■ Set task
Put every line of the items into a Markdown table with the columns Row and Line, numbering each row and leaving out blank lines. Leave the pictures out of the answer.

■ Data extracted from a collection
━━━━
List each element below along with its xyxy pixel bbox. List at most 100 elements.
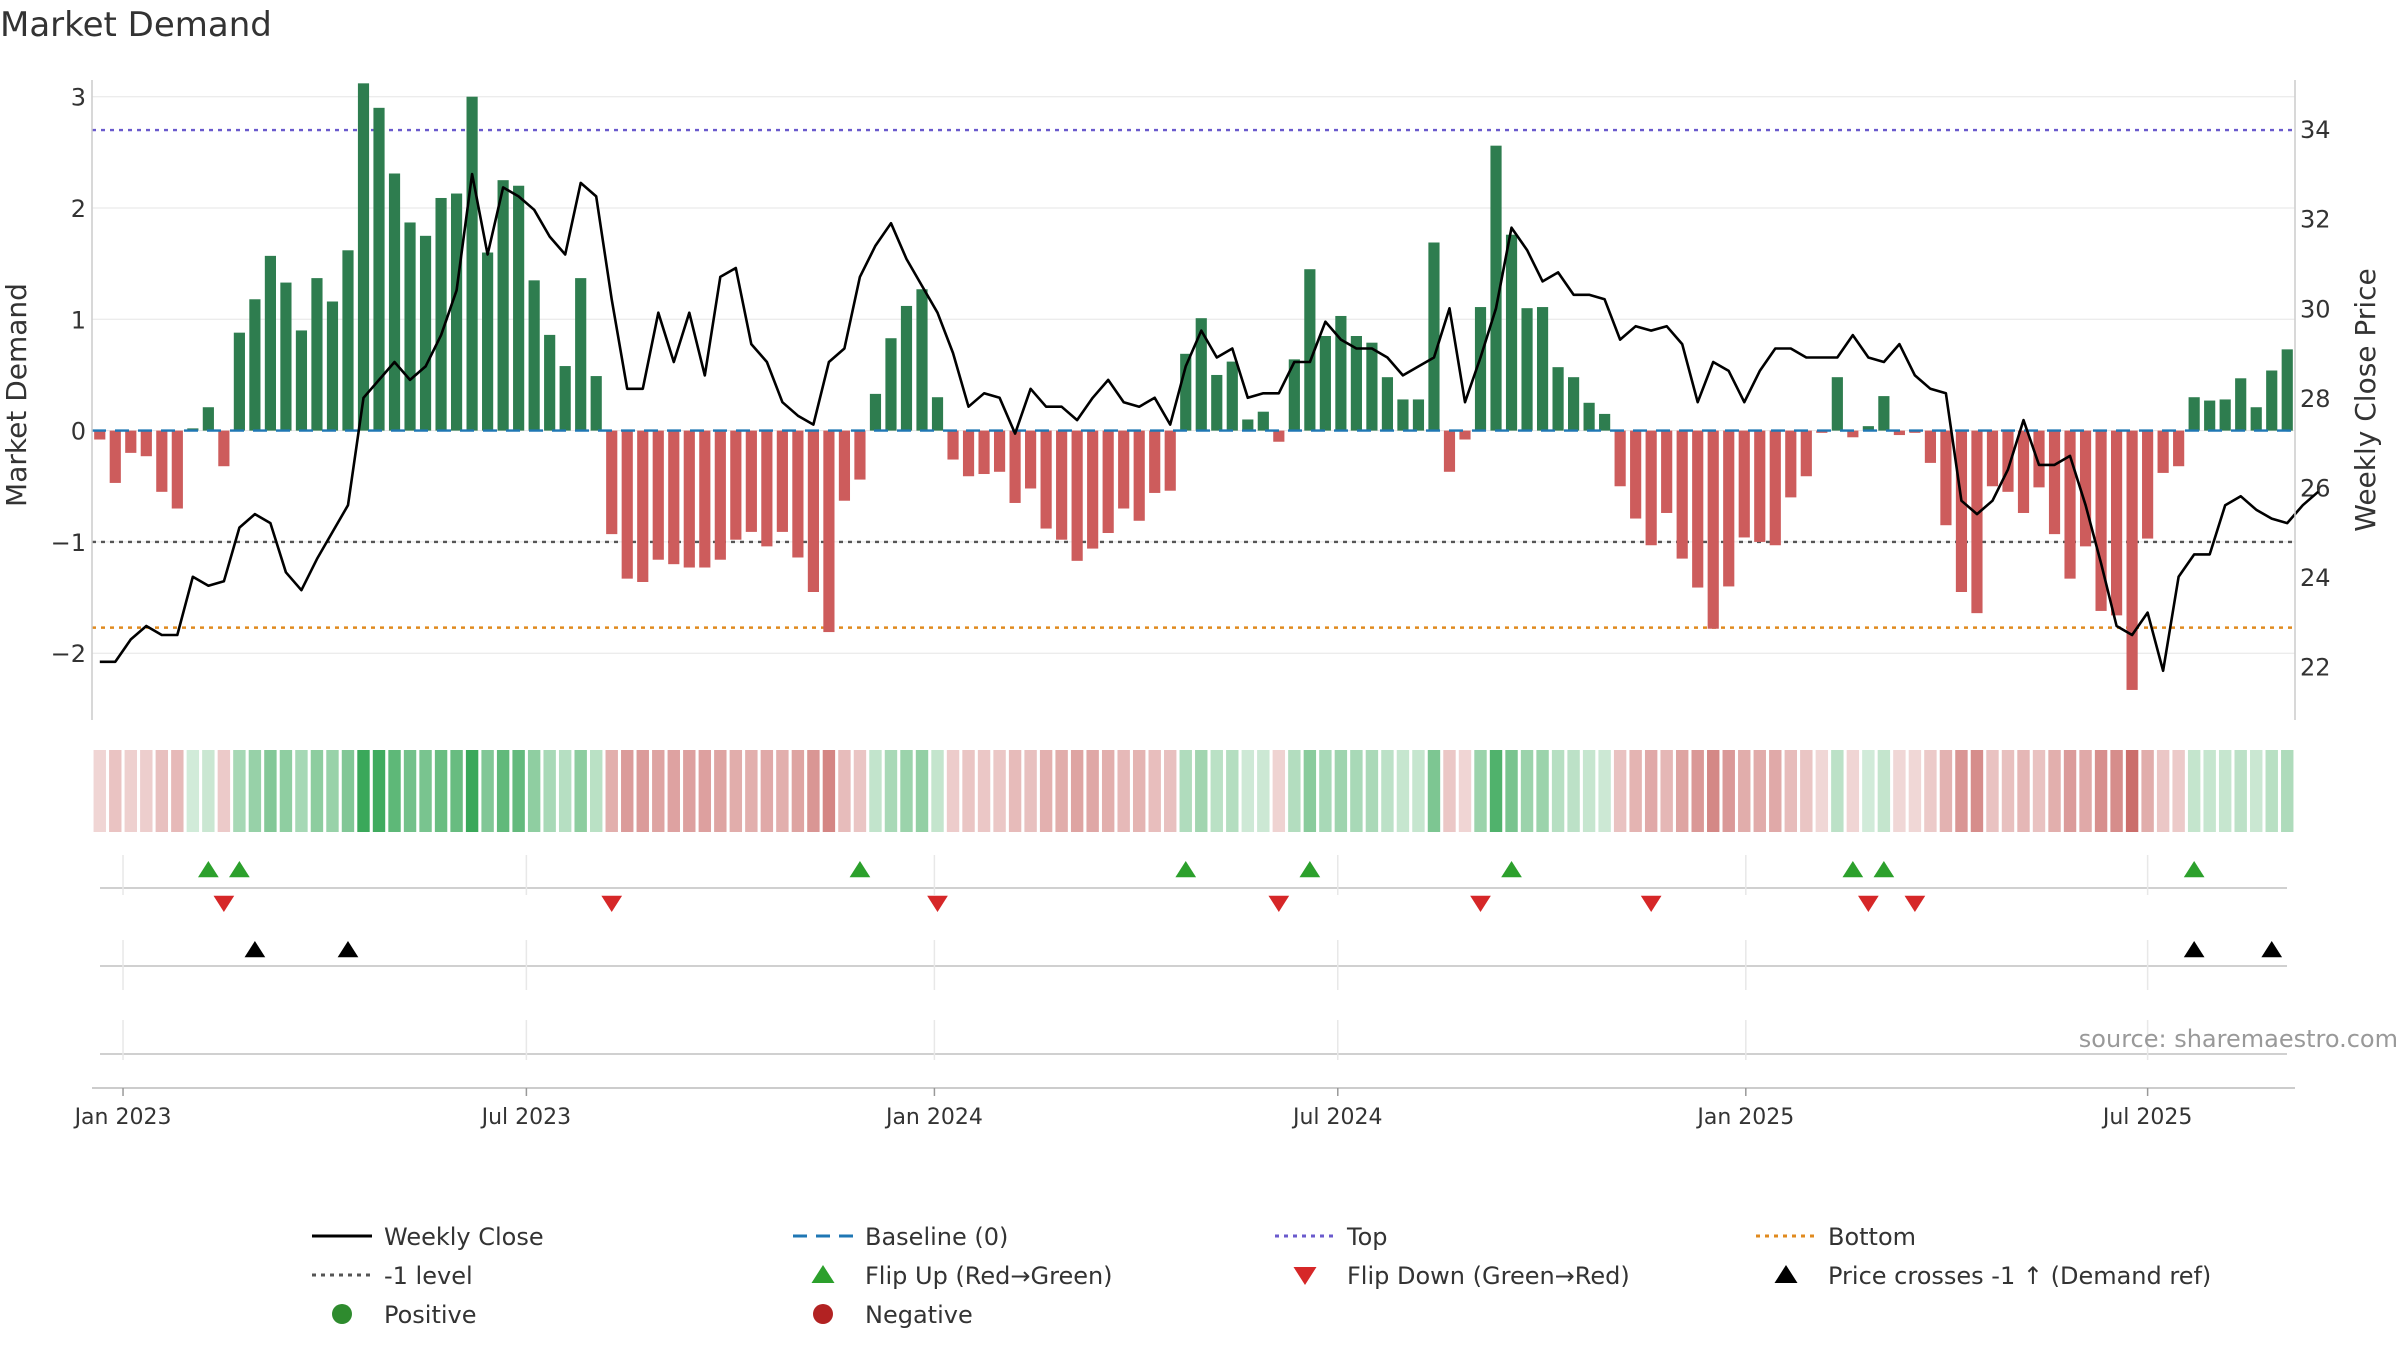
y-tick-label: 0 [71,418,86,446]
demand-bar [435,197,447,431]
strip-cell [2094,750,2108,832]
legend-item: Weekly Close [312,1223,544,1251]
chart-title: Market Demand [0,5,272,45]
strip-cell [1877,750,1891,832]
strip-cell [2281,750,2294,832]
strip-cell [419,750,432,832]
strip-cell [124,750,137,832]
strip-cell [946,750,960,832]
legend-item: Price crosses -1 ↑ (Demand ref) [1774,1262,2211,1290]
flip-down-marker [1640,895,1662,912]
flip-down-marker [927,895,948,912]
demand-bar [1521,308,1533,431]
demand-bar [125,430,137,453]
demand-bar [1397,399,1409,431]
demand-bar [1878,396,1890,431]
demand-bar [652,430,664,560]
strip-cell [465,750,479,832]
y-tick-label: −1 [51,529,86,557]
demand-bar [714,430,726,560]
flip-up-marker [849,861,871,878]
demand-bar [1862,426,1874,431]
strip-cell [1070,750,1084,832]
strip-cell [543,750,556,832]
demand-bar [1971,430,1983,614]
y2-tick-label: 34 [2300,116,2331,144]
demand-bar [264,255,276,431]
demand-bar [1304,269,1316,431]
strip-cell [2017,750,2030,832]
legend-item: Positive [332,1301,477,1329]
strip-cell [1691,750,1704,832]
strip-cell [683,750,696,832]
strip-cell [264,750,277,832]
demand-bar [1288,359,1300,431]
demand-bar [544,334,556,431]
demand-bar [2235,378,2247,431]
demand-bar [1599,413,1611,431]
demand-bar [730,430,742,540]
strip-cell [1055,750,1068,832]
demand-bar [1474,307,1487,431]
flip-down-marker [213,895,235,912]
demand-bar [993,430,1006,472]
demand-bar [916,289,928,431]
demand-bar [1381,377,1394,431]
strip-cell [1955,750,1968,832]
strip-cell [807,750,820,832]
flip-up-marker [2183,861,2205,878]
strip-cell [2250,750,2263,832]
strip-cell [1582,750,1596,832]
strip-cell [698,750,712,832]
strip-cell [186,750,200,832]
demand-bar [683,430,695,568]
demand-bar [962,430,975,477]
legend-item: Flip Down (Green→Red) [1293,1262,1630,1290]
strip-cell [745,750,758,832]
demand-bar [249,299,261,431]
demand-bar [2250,407,2262,431]
demand-bar [513,185,525,431]
strip-cell [1815,750,1829,832]
demand-bar [745,430,757,532]
demand-bar [1319,336,1331,431]
demand-bar [807,430,819,592]
strip-cell [155,750,169,832]
strip-cell [1381,750,1394,832]
demand-bar [466,96,478,431]
strip-cell [1008,750,1022,832]
strip-cell [2048,750,2061,832]
strip-cell [1288,750,1301,832]
strip-cell [202,750,215,832]
demand-bar [838,430,851,501]
strip-cell [2203,750,2216,832]
strip-cell [279,750,293,832]
strip-cell [1303,750,1317,832]
legend-swatch-circle [813,1304,833,1324]
demand-bar [1102,430,1114,534]
strip-cell [2110,750,2123,832]
source-credit: source: sharemaestro.com [2079,1025,2398,1053]
strip-cell [2001,750,2015,832]
strip-cell [1226,750,1239,832]
x-tick-label: Jul 2023 [480,1105,572,1130]
strip-cell [1257,750,1270,832]
y2-axis-label: Weekly Close Price [2349,268,2382,531]
strip-cell [1753,750,1766,832]
demand-bar [869,393,882,431]
strip-cell [1551,750,1565,832]
demand-bar [2142,430,2154,539]
strip-cell [1939,750,1953,832]
strip-cell [1241,750,1255,832]
flip-up-marker [198,861,219,878]
reference-lines [92,128,2295,629]
demand-bar [280,282,292,431]
demand-bar [575,278,587,431]
demand-bar [1568,377,1580,431]
strip-cell [1489,750,1503,832]
strip-cell [2079,750,2092,832]
demand-bar [559,366,571,431]
legend-label: Weekly Close [384,1223,544,1251]
strip-cell [1800,750,1813,832]
y2-tick-label: 32 [2300,206,2331,234]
━━━━
■ Problem solution
| Row | Line |
|---|---|
| 1 | List each element below along with its xyxy pixel bbox. List at most 100 elements. |
| 2 | y-tick-label: 0 [71,418,86,446] |
| 3 | demand-bar [435,197,447,431] |
| 4 | strip-cell [2094,750,2108,832] |
| 5 | legend-item: Weekly Close [312,1223,544,1251] |
| 6 | chart-title: Market Demand [0,5,272,45] |
| 7 | strip-cell [1877,750,1891,832] |
| 8 | strip-cell [2281,750,2294,832] |
| 9 | strip-cell [419,750,432,832] |
| 10 | strip-cell [124,750,137,832] |
| 11 | strip-cell [946,750,960,832] |
| 12 | legend-item: Price crosses -1 ↑ (Demand ref) [1774,1262,2211,1290] |
| 13 | flip-down-marker [1640,895,1662,912] |
| 14 | flip-down-marker [927,895,948,912] |
| 15 | demand-bar [1521,308,1533,431] |
| 16 | demand-bar [125,430,137,453] |
| 17 | demand-bar [1397,399,1409,431] |
| 18 | demand-bar [1878,396,1890,431] |
| 19 | demand-bar [652,430,664,560] |
| 20 | strip-cell [465,750,479,832] |
| 21 | y-tick-label: −1 [51,529,86,557] |
| 22 | demand-bar [714,430,726,560] |
| 23 | flip-up-marker [849,861,871,878] |
| 24 | demand-bar [1862,426,1874,431] |
| 25 | strip-cell [1070,750,1084,832] |
| 26 | strip-cell [543,750,556,832] |
| 27 | demand-bar [1971,430,1983,614] |
| 28 | y2-tick-label: 34 [2300,116,2331,144] |
| 29 | demand-bar [264,255,276,431] |
| 30 | demand-bar [1304,269,1316,431] |
| 31 | strip-cell [2017,750,2030,832] |
| 32 | legend-item: Positive [332,1301,477,1329] |
| 33 | strip-cell [1691,750,1704,832] |
| 34 | strip-cell [683,750,696,832] |
| 35 | strip-cell [264,750,277,832] |
| 36 | demand-bar [1288,359,1300,431] |
| 37 | demand-bar [544,334,556,431] |
| 38 | demand-bar [2235,378,2247,431] |
| 39 | demand-bar [1599,413,1611,431] |
| 40 | demand-bar [730,430,742,540] |
| 41 | strip-cell [1055,750,1068,832] |
| 42 | demand-bar [1474,307,1487,431] |
| 43 | flip-down-marker [213,895,235,912] |
| 44 | demand-bar [993,430,1006,472] |
| 45 | demand-bar [916,289,928,431] |
| 46 | demand-bar [1381,377,1394,431] |
| 47 | strip-cell [1955,750,1968,832] |
| 48 | strip-cell [807,750,820,832] |
| 49 | flip-up-marker [2183,861,2205,878] |
| 50 | strip-cell [2250,750,2263,832] |
| 51 | strip-cell [1582,750,1596,832] |
| 52 | strip-cell [698,750,712,832] |
| 53 | strip-cell [186,750,200,832] |
| 54 | demand-bar [683,430,695,568] |
| 55 | demand-bar [962,430,975,477] |
| 56 | legend-item: Flip Down (Green→Red) [1293,1262,1630,1290] |
| 57 | strip-cell [745,750,758,832] |
| 58 | demand-bar [249,299,261,431] |
| 59 | demand-bar [2250,407,2262,431] |
| 60 | demand-bar [513,185,525,431] |
| 61 | strip-cell [1815,750,1829,832] |
| 62 | demand-bar [745,430,757,532] |
| 63 | demand-bar [1319,336,1331,431] |
| 64 | demand-bar [807,430,819,592] |
| 65 | strip-cell [155,750,169,832] |
| 66 | strip-cell [1381,750,1394,832] |
| 67 | demand-bar [466,96,478,431] |
| 68 | strip-cell [1008,750,1022,832] |
| 69 | strip-cell [2048,750,2061,832] |
| 70 | strip-cell [1288,750,1301,832] |
| 71 | strip-cell [202,750,215,832] |
| 72 | demand-bar [838,430,851,501] |
| 73 | strip-cell [2203,750,2216,832] |
| 74 | strip-cell [279,750,293,832] |
| 75 | strip-cell [1303,750,1317,832] |
| 76 | legend-swatch-circle [813,1304,833,1324] |
| 77 | demand-bar [1102,430,1114,534] |
| 78 | strip-cell [2110,750,2123,832] |
| 79 | source-credit: source: sharemaestro.com [2079,1025,2398,1053] |
| 80 | strip-cell [2001,750,2015,832] |
| 81 | strip-cell [1226,750,1239,832] |
| 82 | x-tick-label: Jul 2023 [480,1105,572,1130] |
| 83 | strip-cell [1257,750,1270,832] |
| 84 | y2-axis-label: Weekly Close Price [2349,268,2382,531] |
| 85 | strip-cell [1753,750,1766,832] |
| 86 | demand-bar [869,393,882,431] |
| 87 | strip-cell [1551,750,1565,832] |
| 88 | demand-bar [2142,430,2154,539] |
| 89 | strip-cell [1939,750,1953,832] |
| 90 | strip-cell [1241,750,1255,832] |
| 91 | flip-up-marker [198,861,219,878] |
| 92 | reference-lines [92,128,2295,629] |
| 93 | demand-bar [280,282,292,431] |
| 94 | demand-bar [575,278,587,431] |
| 95 | demand-bar [1568,377,1580,431] |
| 96 | strip-cell [1489,750,1503,832] |
| 97 | strip-cell [2079,750,2092,832] |
| 98 | demand-bar [559,366,571,431] |
| 99 | legend-label: Weekly Close [384,1223,544,1251] |
| 100 | strip-cell [1800,750,1813,832] |
| 101 | y2-tick-label: 32 [2300,206,2331,234] |